(Work to do)
Every record below should be printed exactly as it appears.

(Records from a data source)

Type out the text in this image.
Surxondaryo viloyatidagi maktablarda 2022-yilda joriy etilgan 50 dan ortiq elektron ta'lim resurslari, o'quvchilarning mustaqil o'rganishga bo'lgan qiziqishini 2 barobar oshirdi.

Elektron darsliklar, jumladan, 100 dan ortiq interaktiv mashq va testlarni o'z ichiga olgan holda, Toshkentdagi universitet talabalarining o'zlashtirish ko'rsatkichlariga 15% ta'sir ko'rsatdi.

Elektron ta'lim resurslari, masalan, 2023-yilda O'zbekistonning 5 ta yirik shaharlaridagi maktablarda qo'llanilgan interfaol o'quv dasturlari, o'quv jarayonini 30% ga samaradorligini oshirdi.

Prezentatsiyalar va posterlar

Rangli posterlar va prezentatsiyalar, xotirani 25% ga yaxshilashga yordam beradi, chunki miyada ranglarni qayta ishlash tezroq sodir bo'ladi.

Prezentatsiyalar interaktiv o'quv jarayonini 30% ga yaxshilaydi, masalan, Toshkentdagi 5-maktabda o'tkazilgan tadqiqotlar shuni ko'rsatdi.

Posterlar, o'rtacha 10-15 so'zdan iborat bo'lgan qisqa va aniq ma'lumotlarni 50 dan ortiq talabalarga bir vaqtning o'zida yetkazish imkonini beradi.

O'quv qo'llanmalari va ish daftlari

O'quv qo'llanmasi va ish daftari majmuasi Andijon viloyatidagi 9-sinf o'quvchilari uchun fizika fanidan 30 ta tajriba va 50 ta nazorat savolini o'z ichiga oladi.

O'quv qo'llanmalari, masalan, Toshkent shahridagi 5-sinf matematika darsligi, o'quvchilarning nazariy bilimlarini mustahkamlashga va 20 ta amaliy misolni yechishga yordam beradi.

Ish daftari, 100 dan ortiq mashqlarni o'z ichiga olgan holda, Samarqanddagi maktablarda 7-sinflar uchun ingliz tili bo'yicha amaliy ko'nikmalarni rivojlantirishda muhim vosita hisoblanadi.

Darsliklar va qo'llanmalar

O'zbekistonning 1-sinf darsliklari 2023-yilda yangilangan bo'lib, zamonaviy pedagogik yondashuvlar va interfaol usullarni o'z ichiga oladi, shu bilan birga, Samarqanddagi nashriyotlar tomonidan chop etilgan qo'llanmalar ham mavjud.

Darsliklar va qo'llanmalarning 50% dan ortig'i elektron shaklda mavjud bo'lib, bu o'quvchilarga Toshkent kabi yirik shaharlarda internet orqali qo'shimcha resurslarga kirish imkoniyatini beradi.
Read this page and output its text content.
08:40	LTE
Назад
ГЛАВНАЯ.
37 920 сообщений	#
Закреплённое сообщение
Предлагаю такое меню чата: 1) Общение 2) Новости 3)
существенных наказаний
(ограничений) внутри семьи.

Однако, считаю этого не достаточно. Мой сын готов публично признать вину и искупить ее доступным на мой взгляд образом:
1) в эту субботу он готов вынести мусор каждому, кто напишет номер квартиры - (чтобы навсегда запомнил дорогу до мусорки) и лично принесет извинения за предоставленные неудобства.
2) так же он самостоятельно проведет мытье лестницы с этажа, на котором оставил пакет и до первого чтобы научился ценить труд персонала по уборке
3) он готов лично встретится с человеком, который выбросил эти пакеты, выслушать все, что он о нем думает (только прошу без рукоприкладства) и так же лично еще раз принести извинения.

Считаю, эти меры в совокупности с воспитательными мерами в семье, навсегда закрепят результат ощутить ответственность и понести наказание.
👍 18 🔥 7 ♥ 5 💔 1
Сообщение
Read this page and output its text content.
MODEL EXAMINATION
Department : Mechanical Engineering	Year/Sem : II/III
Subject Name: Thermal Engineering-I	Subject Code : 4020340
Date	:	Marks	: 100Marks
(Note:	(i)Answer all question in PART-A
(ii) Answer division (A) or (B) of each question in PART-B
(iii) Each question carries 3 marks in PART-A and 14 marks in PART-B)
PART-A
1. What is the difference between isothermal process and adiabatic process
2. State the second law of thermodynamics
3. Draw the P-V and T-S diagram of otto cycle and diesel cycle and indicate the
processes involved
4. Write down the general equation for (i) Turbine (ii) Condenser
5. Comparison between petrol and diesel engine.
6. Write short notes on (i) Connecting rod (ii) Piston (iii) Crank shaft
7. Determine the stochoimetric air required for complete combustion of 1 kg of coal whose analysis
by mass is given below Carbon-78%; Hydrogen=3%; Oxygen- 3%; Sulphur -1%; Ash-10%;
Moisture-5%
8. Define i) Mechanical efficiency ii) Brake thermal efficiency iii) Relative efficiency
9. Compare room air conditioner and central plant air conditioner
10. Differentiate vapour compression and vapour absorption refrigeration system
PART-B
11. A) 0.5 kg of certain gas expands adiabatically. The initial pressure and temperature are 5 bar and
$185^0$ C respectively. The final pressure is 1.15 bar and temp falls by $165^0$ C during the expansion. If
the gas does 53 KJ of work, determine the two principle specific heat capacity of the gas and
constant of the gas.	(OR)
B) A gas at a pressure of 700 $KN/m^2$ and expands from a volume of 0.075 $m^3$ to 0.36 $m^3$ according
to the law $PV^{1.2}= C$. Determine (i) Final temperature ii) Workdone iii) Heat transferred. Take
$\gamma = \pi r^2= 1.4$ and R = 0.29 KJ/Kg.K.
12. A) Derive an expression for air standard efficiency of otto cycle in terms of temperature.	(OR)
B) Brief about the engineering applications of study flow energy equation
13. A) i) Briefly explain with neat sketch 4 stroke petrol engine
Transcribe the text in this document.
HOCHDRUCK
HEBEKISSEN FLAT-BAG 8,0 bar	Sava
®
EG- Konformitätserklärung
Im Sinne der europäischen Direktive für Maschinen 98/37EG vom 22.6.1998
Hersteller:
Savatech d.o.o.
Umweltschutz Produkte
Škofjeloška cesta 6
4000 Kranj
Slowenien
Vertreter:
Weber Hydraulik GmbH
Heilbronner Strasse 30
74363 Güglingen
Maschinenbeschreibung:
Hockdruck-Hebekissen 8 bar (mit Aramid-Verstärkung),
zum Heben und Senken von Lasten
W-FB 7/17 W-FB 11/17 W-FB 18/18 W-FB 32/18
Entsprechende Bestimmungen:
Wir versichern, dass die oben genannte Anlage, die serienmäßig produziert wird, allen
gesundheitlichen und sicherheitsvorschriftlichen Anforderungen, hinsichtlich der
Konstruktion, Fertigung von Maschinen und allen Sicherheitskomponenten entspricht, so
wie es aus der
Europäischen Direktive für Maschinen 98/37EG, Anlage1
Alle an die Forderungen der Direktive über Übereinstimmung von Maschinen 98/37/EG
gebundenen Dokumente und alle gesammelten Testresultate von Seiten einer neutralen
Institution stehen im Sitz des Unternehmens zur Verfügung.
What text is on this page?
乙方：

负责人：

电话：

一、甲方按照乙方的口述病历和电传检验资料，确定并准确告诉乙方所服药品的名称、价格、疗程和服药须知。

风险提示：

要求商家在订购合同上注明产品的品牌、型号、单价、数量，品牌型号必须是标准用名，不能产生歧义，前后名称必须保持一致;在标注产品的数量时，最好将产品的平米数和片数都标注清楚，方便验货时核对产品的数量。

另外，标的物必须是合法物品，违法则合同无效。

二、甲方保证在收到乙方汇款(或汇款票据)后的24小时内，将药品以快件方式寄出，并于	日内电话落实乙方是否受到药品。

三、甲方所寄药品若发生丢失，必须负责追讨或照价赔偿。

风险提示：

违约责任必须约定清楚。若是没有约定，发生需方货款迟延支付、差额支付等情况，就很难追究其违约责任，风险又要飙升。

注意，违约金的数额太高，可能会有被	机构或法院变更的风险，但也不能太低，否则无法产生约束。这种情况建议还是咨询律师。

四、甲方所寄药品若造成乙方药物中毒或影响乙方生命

(Final result)
Type out the text in this image.
Surxondaryo viloyatidagi maktablarda 2022-yilda joriy etilgan 50 dan ortiq elektron ta'lim resurslari, o'quvchilarning mustaqil o'rganishga bo'lgan qiziqishini 2 barobar oshirdi.

Elektron darsliklar, jumladan, 100 dan ortiq interaktiv mashq va testlarni o'z ichiga olgan holda, Toshkentdagi universitet talabalarining o'zlashtirish ko'rsatkichlariga 15% ta'sir ko'rsatdi.

Elektron ta'lim resurslari, masalan, 2023-yilda O'zbekistonning 5 ta yirik shaharlaridagi maktablarda qo'llanilgan interfaol o'quv dasturlari, o'quv jarayonini 30% ga samaradorligini oshirdi.

Prezentatsiyalar va posterlar

Rangli posterlar va prezentatsiyalar, xotirani 25% ga yaxshilashga yordam beradi, chunki miyada ranglarni qayta ishlash tezroq sodir bo'ladi.

Prezentatsiyalar interaktiv o'quv jarayonini 30% ga yaxshilaydi, masalan, Toshkentdagi 5-maktabda o'tkazilgan tadqiqotlar shuni ko'rsatdi.

Posterlar, o'rtacha 10-15 so'zdan iborat bo'lgan qisqa va aniq ma'lumotlarni 50 dan ortiq talabalarga bir vaqtning o'zida yetkazish imkonini beradi.

O'quv qo'llanmalari va ish daftlari

O'quv qo'llanmasi va ish daftari majmuasi Andijon viloyatidagi 9-sinf o'quvchilari uchun fizika fanidan 30 ta tajriba va 50 ta nazorat savolini o'z ichiga oladi.

O'quv qo'llanmalari, masalan, Toshkent shahridagi 5-sinf matematika darsligi, o'quvchilarning nazariy bilimlarini mustahkamlashga va 20 ta amaliy misolni yechishga yordam beradi.

Ish daftari, 100 dan ortiq mashqlarni o'z ichiga olgan holda, Samarqanddagi maktablarda 7-sinflar uchun ingliz tili bo'yicha amaliy ko'nikmalarni rivojlantirishda muhim vosita hisoblanadi.

Darsliklar va qo'llanmalar

O'zbekistonning 1-sinf darsliklari 2023-yilda yangilangan bo'lib, zamonaviy pedagogik yondashuvlar va interfaol usullarni o'z ichiga oladi, shu bilan birga, Samarqanddagi nashriyotlar tomonidan chop etilgan qo'llanmalar ham mavjud.

Darsliklar va qo'llanmalarning 50% dan ortig'i elektron shaklda mavjud bo'lib, bu o'quvchilarga Toshkent kabi yirik shaharlarda internet orqali qo'shimcha resurslarga kirish imkoniyatini beradi.
Read this page and output its text content.
08:40	LTE
Назад
ГЛАВНАЯ.
37 920 сообщений	#
Закреплённое сообщение
Предлагаю такое меню чата: 1) Общение 2) Новости 3)
существенных наказаний
(ограничений) внутри семьи.

Однако, считаю этого не достаточно. Мой сын готов публично признать вину и искупить ее доступным на мой взгляд образом:
1) в эту субботу он готов вынести мусор каждому, кто напишет номер квартиры - (чтобы навсегда запомнил дорогу до мусорки) и лично принесет извинения за предоставленные неудобства.
2) так же он самостоятельно проведет мытье лестницы с этажа, на котором оставил пакет и до первого чтобы научился ценить труд персонала по уборке
3) он готов лично встретится с человеком, который выбросил эти пакеты, выслушать все, что он о нем думает (только прошу без рукоприкладства) и так же лично еще раз принести извинения.

Считаю, эти меры в совокупности с воспитательными мерами в семье, навсегда закрепят результат ощутить ответственность и понести наказание.
👍 18 🔥 7 ♥ 5 💔 1
Сообщение
Read this page and output its text content.
MODEL EXAMINATION
Department : Mechanical Engineering	Year/Sem : II/III
Subject Name: Thermal Engineering-I	Subject Code : 4020340
Date	:	Marks	: 100Marks
(Note:	(i)Answer all question in PART-A
(ii) Answer division (A) or (B) of each question in PART-B
(iii) Each question carries 3 marks in PART-A and 14 marks in PART-B)
PART-A
1. What is the difference between isothermal process and adiabatic process
2. State the second law of thermodynamics
3. Draw the P-V and T-S diagram of otto cycle and diesel cycle and indicate the
processes involved
4. Write down the general equation for (i) Turbine (ii) Condenser
5. Comparison between petrol and diesel engine.
6. Write short notes on (i) Connecting rod (ii) Piston (iii) Crank shaft
7. Determine the stochoimetric air required for complete combustion of 1 kg of coal whose analysis
by mass is given below Carbon-78%; Hydrogen=3%; Oxygen- 3%; Sulphur -1%; Ash-10%;
Moisture-5%
8. Define i) Mechanical efficiency ii) Brake thermal efficiency iii) Relative efficiency
9. Compare room air conditioner and central plant air conditioner
10. Differentiate vapour compression and vapour absorption refrigeration system
PART-B
11. A) 0.5 kg of certain gas expands adiabatically. The initial pressure and temperature are 5 bar and
$185^0$ C respectively. The final pressure is 1.15 bar and temp falls by $165^0$ C during the expansion. If
the gas does 53 KJ of work, determine the two principle specific heat capacity of the gas and
constant of the gas.	(OR)
B) A gas at a pressure of 700 $KN/m^2$ and expands from a volume of 0.075 $m^3$ to 0.36 $m^3$ according
to the law $PV^{1.2}= C$. Determine (i) Final temperature ii) Workdone iii) Heat transferred. Take
$\gamma = \pi r^2= 1.4$ and R = 0.29 KJ/Kg.K.
12. A) Derive an expression for air standard efficiency of otto cycle in terms of temperature.	(OR)
B) Brief about the engineering applications of study flow energy equation
13. A) i) Briefly explain with neat sketch 4 stroke petrol engine
Transcribe the text in this document.
HOCHDRUCK
HEBEKISSEN FLAT-BAG 8,0 bar	Sava
®
EG- Konformitätserklärung
Im Sinne der europäischen Direktive für Maschinen 98/37EG vom 22.6.1998
Hersteller:
Savatech d.o.o.
Umweltschutz Produkte
Škofjeloška cesta 6
4000 Kranj
Slowenien
Vertreter:
Weber Hydraulik GmbH
Heilbronner Strasse 30
74363 Güglingen
Maschinenbeschreibung:
Hockdruck-Hebekissen 8 bar (mit Aramid-Verstärkung),
zum Heben und Senken von Lasten
W-FB 7/17 W-FB 11/17 W-FB 18/18 W-FB 32/18
Entsprechende Bestimmungen:
Wir versichern, dass die oben genannte Anlage, die serienmäßig produziert wird, allen
gesundheitlichen und sicherheitsvorschriftlichen Anforderungen, hinsichtlich der
Konstruktion, Fertigung von Maschinen und allen Sicherheitskomponenten entspricht, so
wie es aus der
Europäischen Direktive für Maschinen 98/37EG, Anlage1
Alle an die Forderungen der Direktive über Übereinstimmung von Maschinen 98/37/EG
gebundenen Dokumente und alle gesammelten Testresultate von Seiten einer neutralen
Institution stehen im Sitz des Unternehmens zur Verfügung.
What text is on this page?
乙方：

负责人：

电话：

一、甲方按照乙方的口述病历和电传检验资料，确定并准确告诉乙方所服药品的名称、价格、疗程和服药须知。

风险提示：

要求商家在订购合同上注明产品的品牌、型号、单价、数量，品牌型号必须是标准用名，不能产生歧义，前后名称必须保持一致;在标注产品的数量时，最好将产品的平米数和片数都标注清楚，方便验货时核对产品的数量。

另外，标的物必须是合法物品，违法则合同无效。

二、甲方保证在收到乙方汇款(或汇款票据)后的24小时内，将药品以快件方式寄出，并于	日内电话落实乙方是否受到药品。

三、甲方所寄药品若发生丢失，必须负责追讨或照价赔偿。

风险提示：

违约责任必须约定清楚。若是没有约定，发生需方货款迟延支付、差额支付等情况，就很难追究其违约责任，风险又要飙升。

注意，违约金的数额太高，可能会有被	机构或法院变更的风险，但也不能太低，否则无法产生约束。这种情况建议还是咨询律师。

四、甲方所寄药品若造成乙方药物中毒或影响乙方生命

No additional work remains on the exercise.